-- START INPUT DATA --

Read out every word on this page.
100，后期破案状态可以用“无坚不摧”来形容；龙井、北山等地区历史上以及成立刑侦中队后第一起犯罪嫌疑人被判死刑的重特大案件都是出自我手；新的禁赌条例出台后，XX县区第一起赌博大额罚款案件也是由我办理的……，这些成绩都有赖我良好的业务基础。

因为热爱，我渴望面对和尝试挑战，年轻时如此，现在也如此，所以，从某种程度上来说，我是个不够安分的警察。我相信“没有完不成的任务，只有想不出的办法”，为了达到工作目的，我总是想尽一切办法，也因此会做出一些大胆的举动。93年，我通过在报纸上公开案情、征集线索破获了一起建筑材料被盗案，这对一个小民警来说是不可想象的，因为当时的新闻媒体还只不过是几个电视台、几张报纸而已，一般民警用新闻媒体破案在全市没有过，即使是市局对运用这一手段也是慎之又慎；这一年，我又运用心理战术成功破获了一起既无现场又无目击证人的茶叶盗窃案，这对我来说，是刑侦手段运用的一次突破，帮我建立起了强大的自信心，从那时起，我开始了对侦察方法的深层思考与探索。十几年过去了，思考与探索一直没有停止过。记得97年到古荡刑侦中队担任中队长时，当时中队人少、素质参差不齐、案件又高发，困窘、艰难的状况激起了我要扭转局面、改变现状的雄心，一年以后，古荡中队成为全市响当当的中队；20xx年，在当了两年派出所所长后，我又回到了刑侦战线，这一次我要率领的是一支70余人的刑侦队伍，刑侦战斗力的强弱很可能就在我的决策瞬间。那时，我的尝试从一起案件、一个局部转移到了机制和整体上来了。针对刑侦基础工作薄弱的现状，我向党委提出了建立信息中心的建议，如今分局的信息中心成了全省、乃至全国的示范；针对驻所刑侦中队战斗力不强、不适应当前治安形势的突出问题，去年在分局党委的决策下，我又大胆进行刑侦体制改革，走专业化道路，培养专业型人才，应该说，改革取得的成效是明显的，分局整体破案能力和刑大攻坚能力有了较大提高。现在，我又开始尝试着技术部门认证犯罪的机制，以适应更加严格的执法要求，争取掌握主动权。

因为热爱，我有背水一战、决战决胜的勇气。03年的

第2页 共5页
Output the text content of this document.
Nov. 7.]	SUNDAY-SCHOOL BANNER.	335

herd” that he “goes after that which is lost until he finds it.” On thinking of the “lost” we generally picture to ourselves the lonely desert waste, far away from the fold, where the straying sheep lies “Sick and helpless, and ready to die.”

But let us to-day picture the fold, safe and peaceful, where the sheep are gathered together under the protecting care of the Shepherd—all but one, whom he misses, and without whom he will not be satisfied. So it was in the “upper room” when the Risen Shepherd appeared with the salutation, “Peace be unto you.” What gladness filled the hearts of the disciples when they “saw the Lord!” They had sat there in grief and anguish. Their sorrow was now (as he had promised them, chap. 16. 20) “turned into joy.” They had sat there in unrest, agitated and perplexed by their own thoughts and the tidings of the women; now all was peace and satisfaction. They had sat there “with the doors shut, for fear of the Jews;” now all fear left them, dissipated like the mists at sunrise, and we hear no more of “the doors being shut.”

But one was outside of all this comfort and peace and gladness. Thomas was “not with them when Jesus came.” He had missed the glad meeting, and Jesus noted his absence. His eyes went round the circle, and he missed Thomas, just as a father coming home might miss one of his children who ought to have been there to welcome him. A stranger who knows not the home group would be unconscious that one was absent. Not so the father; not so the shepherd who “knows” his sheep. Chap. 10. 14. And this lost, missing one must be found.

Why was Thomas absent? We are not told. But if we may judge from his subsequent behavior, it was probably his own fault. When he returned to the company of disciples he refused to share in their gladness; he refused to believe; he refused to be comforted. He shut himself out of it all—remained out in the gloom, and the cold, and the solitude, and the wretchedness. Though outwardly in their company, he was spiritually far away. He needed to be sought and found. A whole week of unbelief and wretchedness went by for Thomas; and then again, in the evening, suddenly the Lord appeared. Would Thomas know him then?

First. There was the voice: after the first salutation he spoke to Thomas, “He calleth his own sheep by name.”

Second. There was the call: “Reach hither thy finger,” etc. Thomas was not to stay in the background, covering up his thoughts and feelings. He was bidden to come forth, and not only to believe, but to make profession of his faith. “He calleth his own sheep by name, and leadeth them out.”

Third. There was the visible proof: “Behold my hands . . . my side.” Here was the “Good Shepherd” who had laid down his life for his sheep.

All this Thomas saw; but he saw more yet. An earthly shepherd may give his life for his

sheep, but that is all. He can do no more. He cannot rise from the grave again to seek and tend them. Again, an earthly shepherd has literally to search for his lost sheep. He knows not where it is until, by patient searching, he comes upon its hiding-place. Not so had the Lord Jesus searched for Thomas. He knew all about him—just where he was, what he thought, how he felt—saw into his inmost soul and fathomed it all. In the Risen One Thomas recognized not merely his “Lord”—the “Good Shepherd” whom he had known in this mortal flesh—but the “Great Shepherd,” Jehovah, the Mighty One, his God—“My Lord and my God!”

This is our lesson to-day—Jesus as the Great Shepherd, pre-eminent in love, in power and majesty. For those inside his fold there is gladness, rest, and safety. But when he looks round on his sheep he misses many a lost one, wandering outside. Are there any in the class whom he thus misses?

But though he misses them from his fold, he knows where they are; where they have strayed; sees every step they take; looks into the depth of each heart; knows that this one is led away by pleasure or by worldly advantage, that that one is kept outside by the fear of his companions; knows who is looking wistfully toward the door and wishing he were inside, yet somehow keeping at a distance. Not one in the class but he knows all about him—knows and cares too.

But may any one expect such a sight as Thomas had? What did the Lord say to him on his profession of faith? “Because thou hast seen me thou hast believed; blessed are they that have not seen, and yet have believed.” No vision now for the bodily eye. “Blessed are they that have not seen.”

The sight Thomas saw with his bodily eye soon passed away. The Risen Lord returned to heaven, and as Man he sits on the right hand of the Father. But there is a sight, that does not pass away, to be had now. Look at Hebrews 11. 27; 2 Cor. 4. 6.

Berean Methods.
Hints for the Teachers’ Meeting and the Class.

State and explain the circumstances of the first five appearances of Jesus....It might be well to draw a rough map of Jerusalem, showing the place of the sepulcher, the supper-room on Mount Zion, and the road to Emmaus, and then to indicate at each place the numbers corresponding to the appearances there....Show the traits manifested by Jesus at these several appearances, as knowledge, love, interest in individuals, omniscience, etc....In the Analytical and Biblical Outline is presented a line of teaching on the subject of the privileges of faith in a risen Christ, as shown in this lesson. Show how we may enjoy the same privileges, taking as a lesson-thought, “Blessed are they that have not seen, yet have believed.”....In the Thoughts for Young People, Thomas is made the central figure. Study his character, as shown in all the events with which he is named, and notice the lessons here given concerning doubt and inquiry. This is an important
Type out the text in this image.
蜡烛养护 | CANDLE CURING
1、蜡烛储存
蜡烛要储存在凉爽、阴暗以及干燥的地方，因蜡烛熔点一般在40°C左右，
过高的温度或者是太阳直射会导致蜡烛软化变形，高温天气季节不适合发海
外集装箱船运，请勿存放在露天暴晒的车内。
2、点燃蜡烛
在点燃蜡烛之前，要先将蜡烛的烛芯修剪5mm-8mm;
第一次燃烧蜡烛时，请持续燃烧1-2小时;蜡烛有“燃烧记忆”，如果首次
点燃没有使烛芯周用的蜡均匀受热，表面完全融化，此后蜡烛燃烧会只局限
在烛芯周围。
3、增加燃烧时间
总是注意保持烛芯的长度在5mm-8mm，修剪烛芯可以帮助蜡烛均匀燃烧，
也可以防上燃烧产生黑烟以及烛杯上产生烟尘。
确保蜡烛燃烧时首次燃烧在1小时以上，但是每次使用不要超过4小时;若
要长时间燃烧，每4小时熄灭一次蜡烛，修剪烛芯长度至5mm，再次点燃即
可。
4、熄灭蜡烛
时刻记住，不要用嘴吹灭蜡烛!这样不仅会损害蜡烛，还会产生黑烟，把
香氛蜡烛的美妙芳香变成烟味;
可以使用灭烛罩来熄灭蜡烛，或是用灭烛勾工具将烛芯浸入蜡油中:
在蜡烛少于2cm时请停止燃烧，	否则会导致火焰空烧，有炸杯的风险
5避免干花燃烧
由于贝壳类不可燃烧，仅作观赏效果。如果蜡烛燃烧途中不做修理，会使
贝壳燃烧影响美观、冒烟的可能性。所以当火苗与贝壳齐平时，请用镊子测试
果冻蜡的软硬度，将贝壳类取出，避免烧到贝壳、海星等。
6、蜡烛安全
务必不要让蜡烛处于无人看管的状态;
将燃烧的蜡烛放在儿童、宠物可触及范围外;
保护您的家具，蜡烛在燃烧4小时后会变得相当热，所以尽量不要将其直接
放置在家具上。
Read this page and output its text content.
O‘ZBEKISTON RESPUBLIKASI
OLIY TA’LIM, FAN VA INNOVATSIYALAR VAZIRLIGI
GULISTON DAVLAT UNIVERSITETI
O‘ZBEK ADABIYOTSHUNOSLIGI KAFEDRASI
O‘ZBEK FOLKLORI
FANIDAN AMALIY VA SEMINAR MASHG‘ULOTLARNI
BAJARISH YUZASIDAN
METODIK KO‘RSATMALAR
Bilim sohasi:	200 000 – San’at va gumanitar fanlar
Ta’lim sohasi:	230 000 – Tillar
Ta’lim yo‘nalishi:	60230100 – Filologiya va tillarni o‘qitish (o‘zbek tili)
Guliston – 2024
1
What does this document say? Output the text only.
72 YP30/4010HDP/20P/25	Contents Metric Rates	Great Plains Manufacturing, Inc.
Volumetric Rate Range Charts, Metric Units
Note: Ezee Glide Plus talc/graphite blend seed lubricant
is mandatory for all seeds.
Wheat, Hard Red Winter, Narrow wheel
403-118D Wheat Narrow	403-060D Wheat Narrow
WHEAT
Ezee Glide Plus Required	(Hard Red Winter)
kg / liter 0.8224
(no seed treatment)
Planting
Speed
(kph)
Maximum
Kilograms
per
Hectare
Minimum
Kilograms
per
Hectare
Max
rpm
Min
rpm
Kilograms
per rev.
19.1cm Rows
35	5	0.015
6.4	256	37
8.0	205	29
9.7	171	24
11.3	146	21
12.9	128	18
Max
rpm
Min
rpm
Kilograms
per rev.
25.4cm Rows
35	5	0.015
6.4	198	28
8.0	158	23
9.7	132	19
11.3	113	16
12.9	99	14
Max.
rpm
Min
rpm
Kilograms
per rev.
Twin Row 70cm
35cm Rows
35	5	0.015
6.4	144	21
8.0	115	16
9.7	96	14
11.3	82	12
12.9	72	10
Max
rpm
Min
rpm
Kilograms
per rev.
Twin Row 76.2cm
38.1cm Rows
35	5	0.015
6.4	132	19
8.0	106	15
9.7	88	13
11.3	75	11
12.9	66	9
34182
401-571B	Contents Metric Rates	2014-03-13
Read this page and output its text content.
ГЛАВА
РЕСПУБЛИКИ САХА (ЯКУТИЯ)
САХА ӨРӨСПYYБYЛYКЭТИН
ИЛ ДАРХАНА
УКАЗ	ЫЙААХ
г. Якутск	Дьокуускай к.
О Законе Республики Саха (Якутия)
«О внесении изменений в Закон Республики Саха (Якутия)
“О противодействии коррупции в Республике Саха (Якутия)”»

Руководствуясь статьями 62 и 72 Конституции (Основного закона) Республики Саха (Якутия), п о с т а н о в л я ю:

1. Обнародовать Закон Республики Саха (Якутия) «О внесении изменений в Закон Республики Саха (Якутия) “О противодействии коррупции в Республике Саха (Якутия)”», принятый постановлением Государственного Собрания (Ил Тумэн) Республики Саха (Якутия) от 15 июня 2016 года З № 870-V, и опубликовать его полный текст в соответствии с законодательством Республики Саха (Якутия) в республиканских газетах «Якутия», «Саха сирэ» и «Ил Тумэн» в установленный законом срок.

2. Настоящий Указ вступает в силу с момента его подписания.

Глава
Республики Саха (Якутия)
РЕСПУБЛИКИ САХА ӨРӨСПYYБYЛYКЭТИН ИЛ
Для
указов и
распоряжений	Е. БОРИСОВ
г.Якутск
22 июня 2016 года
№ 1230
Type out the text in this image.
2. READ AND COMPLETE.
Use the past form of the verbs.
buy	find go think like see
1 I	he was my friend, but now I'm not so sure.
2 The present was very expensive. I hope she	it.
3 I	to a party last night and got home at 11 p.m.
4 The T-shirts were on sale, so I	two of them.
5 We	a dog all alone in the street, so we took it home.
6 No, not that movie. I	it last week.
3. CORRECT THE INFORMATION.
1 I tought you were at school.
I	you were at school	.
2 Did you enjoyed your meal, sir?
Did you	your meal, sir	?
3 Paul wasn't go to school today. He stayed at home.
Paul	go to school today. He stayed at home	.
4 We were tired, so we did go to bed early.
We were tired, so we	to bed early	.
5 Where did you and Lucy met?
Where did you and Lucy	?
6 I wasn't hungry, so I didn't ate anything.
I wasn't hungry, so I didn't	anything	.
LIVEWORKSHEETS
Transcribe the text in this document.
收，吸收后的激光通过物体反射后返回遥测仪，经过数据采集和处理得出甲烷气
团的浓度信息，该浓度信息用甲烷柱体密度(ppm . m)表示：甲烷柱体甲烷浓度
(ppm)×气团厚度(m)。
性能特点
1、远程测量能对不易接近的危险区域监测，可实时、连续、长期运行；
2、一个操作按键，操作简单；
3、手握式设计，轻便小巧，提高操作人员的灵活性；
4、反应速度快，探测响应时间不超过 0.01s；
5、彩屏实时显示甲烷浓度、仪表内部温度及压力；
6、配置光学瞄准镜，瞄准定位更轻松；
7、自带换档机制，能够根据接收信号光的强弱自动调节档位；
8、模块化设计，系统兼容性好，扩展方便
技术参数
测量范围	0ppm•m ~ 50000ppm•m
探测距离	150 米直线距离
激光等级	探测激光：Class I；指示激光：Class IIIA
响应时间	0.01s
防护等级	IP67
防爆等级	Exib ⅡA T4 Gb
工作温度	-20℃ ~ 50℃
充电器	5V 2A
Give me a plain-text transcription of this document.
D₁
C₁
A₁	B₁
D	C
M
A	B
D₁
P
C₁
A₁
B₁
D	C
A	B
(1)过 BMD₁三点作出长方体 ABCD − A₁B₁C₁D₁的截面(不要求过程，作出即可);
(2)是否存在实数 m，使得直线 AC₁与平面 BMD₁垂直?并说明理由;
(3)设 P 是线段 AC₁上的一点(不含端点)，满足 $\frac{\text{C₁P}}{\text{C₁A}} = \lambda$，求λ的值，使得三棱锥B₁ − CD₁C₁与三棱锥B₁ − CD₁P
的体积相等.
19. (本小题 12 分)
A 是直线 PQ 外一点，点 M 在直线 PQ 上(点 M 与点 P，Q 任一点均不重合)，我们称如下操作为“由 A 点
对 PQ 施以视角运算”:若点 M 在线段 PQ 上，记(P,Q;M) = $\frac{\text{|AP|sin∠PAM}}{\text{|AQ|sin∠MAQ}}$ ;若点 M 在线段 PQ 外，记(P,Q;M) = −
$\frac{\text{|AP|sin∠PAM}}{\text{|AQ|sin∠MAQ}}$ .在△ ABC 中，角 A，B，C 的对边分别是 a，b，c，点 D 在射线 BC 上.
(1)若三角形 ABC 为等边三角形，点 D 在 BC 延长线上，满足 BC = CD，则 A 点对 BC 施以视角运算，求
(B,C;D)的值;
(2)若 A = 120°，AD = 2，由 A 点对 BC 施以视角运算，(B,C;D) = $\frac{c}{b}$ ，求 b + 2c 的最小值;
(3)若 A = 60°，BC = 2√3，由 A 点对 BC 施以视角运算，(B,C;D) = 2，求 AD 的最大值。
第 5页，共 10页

-- END INPUT DATA --

TASK STATEMENT » Pull every line containing "salutation" out of the data above.

TASK OUTPUT »
But let us to-day picture the fold, safe and peaceful, where the sheep are gathered together under the protecting care of the Shepherd—all but one, whom he misses, and without whom he will not be satisfied. So it was in the “upper room” when the Risen Shepherd appeared with the salutation, “Peace be unto you.” What gladness filled the hearts of the disciples when they “saw the Lord!” They had sat there in grief and anguish. Their sorrow was now (as he had promised them, chap. 16. 20) “turned into joy.” They had sat there in unrest, agitated and perplexed by their own thoughts and the tidings of the women; now all was peace and satisfaction. They had sat there “with the doors shut, for fear of the Jews;” now all fear left them, dissipated like the mists at sunrise, and we hear no more of “the doors being shut.”
First. There was the voice: after the first salutation he spoke to Thomas, “He calleth his own sheep by name.”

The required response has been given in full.